-- Exercise data --
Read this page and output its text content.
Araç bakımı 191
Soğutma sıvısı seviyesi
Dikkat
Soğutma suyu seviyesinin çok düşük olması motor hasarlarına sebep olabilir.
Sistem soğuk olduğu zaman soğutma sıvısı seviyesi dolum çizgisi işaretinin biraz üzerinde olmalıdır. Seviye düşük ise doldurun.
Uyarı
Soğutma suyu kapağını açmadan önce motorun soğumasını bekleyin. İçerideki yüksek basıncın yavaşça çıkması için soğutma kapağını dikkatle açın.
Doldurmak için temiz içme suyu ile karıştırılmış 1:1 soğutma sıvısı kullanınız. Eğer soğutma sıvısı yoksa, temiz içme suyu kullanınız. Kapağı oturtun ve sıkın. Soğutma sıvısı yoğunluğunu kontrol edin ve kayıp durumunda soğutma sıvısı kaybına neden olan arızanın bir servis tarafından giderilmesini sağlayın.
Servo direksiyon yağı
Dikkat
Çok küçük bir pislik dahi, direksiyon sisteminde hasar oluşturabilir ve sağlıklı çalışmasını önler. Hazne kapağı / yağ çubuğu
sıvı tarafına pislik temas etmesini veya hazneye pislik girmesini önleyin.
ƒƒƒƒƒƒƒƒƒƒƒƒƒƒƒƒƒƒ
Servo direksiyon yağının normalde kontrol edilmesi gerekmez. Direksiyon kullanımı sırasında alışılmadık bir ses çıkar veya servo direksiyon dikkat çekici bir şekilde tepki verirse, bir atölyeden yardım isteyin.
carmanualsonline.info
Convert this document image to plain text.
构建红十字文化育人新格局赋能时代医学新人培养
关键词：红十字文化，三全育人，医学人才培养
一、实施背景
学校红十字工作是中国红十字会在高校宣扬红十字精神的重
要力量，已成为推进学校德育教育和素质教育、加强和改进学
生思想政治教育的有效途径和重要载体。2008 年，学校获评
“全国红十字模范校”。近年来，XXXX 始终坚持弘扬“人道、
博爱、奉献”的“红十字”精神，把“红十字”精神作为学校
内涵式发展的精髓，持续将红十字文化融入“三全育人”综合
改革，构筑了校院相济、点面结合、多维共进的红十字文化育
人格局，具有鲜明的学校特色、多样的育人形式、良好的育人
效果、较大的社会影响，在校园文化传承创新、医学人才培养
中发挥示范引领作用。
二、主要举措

-- Required work --
Return all of the data exactly as it reads.

-- Problem solution --
Read this page and output its text content.
Araç bakımı 191
Soğutma sıvısı seviyesi
Dikkat
Soğutma suyu seviyesinin çok düşük olması motor hasarlarına sebep olabilir.
Sistem soğuk olduğu zaman soğutma sıvısı seviyesi dolum çizgisi işaretinin biraz üzerinde olmalıdır. Seviye düşük ise doldurun.
Uyarı
Soğutma suyu kapağını açmadan önce motorun soğumasını bekleyin. İçerideki yüksek basıncın yavaşça çıkması için soğutma kapağını dikkatle açın.
Doldurmak için temiz içme suyu ile karıştırılmış 1:1 soğutma sıvısı kullanınız. Eğer soğutma sıvısı yoksa, temiz içme suyu kullanınız. Kapağı oturtun ve sıkın. Soğutma sıvısı yoğunluğunu kontrol edin ve kayıp durumunda soğutma sıvısı kaybına neden olan arızanın bir servis tarafından giderilmesini sağlayın.
Servo direksiyon yağı
Dikkat
Çok küçük bir pislik dahi, direksiyon sisteminde hasar oluşturabilir ve sağlıklı çalışmasını önler. Hazne kapağı / yağ çubuğu
sıvı tarafına pislik temas etmesini veya hazneye pislik girmesini önleyin.
ƒƒƒƒƒƒƒƒƒƒƒƒƒƒƒƒƒƒ
Servo direksiyon yağının normalde kontrol edilmesi gerekmez. Direksiyon kullanımı sırasında alışılmadık bir ses çıkar veya servo direksiyon dikkat çekici bir şekilde tepki verirse, bir atölyeden yardım isteyin.
carmanualsonline.info
Convert this document image to plain text.
构建红十字文化育人新格局赋能时代医学新人培养
关键词：红十字文化，三全育人，医学人才培养
一、实施背景
学校红十字工作是中国红十字会在高校宣扬红十字精神的重
要力量，已成为推进学校德育教育和素质教育、加强和改进学
生思想政治教育的有效途径和重要载体。2008 年，学校获评
“全国红十字模范校”。近年来，XXXX 始终坚持弘扬“人道、
博爱、奉献”的“红十字”精神，把“红十字”精神作为学校
内涵式发展的精髓，持续将红十字文化融入“三全育人”综合
改革，构筑了校院相济、点面结合、多维共进的红十字文化育
人格局，具有鲜明的学校特色、多样的育人形式、良好的育人
效果、较大的社会影响，在校园文化传承创新、医学人才培养
中发挥示范引领作用。
二、主要举措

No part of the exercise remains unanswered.